Task details:
Count lines holding the string "type" in the data that follows. Reply with one number only.

Data for processing:
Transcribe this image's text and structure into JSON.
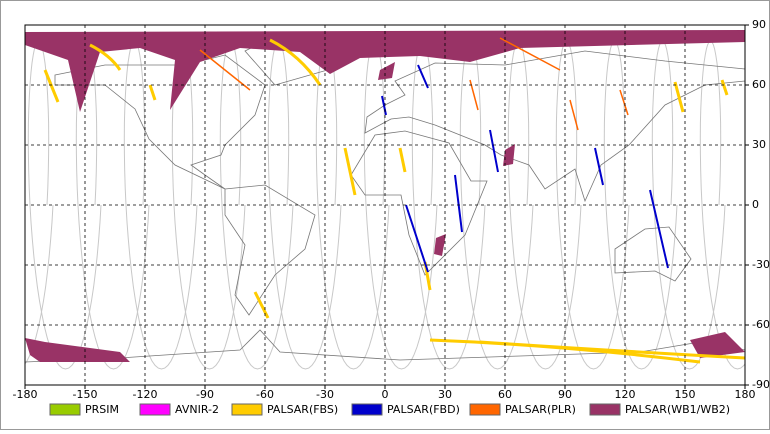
{
  "chart_data": {
    "type": "map",
    "xlim": [
      -180,
      180
    ],
    "ylim": [
      -90,
      90
    ],
    "xticks": [
      -180,
      -150,
      -120,
      -90,
      -60,
      -30,
      0,
      30,
      60,
      90,
      120,
      150,
      180
    ],
    "yticks": [
      90,
      60,
      30,
      0,
      -30,
      -60,
      -90
    ],
    "grid": true,
    "series": [
      {
        "name": "PRSIM",
        "color": "#99cc00"
      },
      {
        "name": "AVNIR-2",
        "color": "#ff00ff"
      },
      {
        "name": "PALSAR(FBS)",
        "color": "#ffcc00"
      },
      {
        "name": "PALSAR(FBD)",
        "color": "#0000cc"
      },
      {
        "name": "PALSAR(PLR)",
        "color": "#ff6600"
      },
      {
        "name": "PALSAR(WB1/WB2)",
        "color": "#993366"
      }
    ]
  }
}
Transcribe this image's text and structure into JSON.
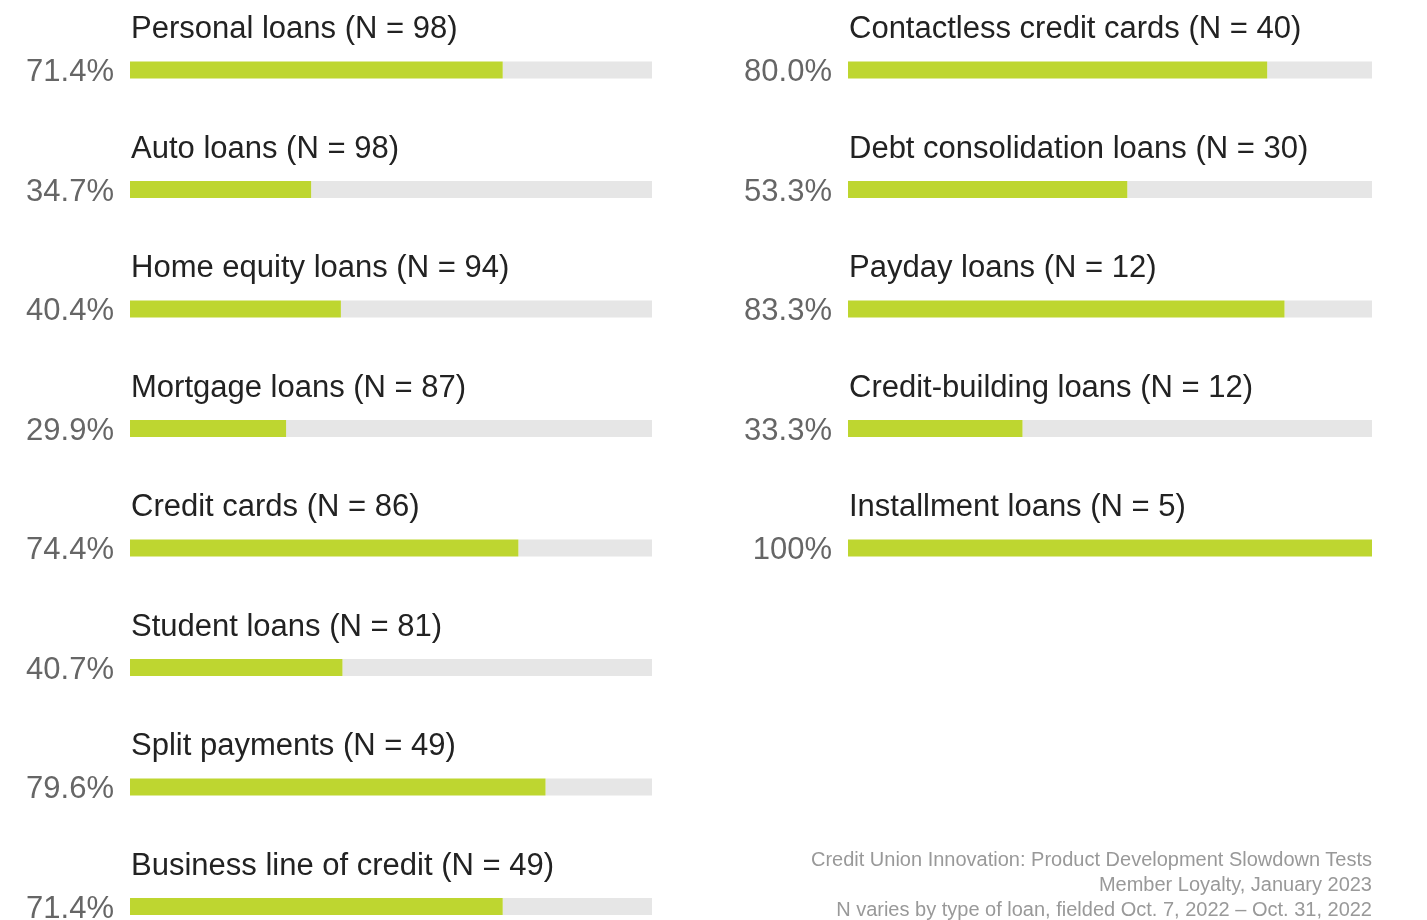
{
  "chart_data": [
    {
      "type": "bar",
      "orientation": "horizontal",
      "categories": [
        "Personal loans (N = 98)",
        "Auto loans (N = 98)",
        "Home equity loans (N = 94)",
        "Mortgage loans (N = 87)",
        "Credit cards (N = 86)",
        "Student loans (N = 81)",
        "Split payments (N = 49)",
        "Business line of credit (N = 49)"
      ],
      "values": [
        71.4,
        34.7,
        40.4,
        29.9,
        74.4,
        40.7,
        79.6,
        71.4
      ],
      "value_labels": [
        "71.4%",
        "34.7%",
        "40.4%",
        "29.9%",
        "74.4%",
        "40.7%",
        "79.6%",
        "71.4%"
      ],
      "color": "#bed630",
      "xlim": [
        0,
        100
      ]
    },
    {
      "type": "bar",
      "orientation": "horizontal",
      "categories": [
        "Contactless credit cards (N = 40)",
        "Debt consolidation loans (N = 30)",
        "Payday loans (N = 12)",
        "Credit-building loans (N = 12)",
        "Installment loans (N = 5)"
      ],
      "values": [
        80.0,
        53.3,
        83.3,
        33.3,
        100
      ],
      "value_labels": [
        "80.0%",
        "53.3%",
        "83.3%",
        "33.3%",
        "100%"
      ],
      "color": "#bed630",
      "xlim": [
        0,
        100
      ],
      "annotations": [
        "Credit Union Innovation: Product Development Slowdown Tests",
        "Member Loyalty, January 2023",
        "N varies by type of loan, fielded Oct. 7, 2022 – Oct. 31, 2022"
      ]
    }
  ]
}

Answer to this exercise:
4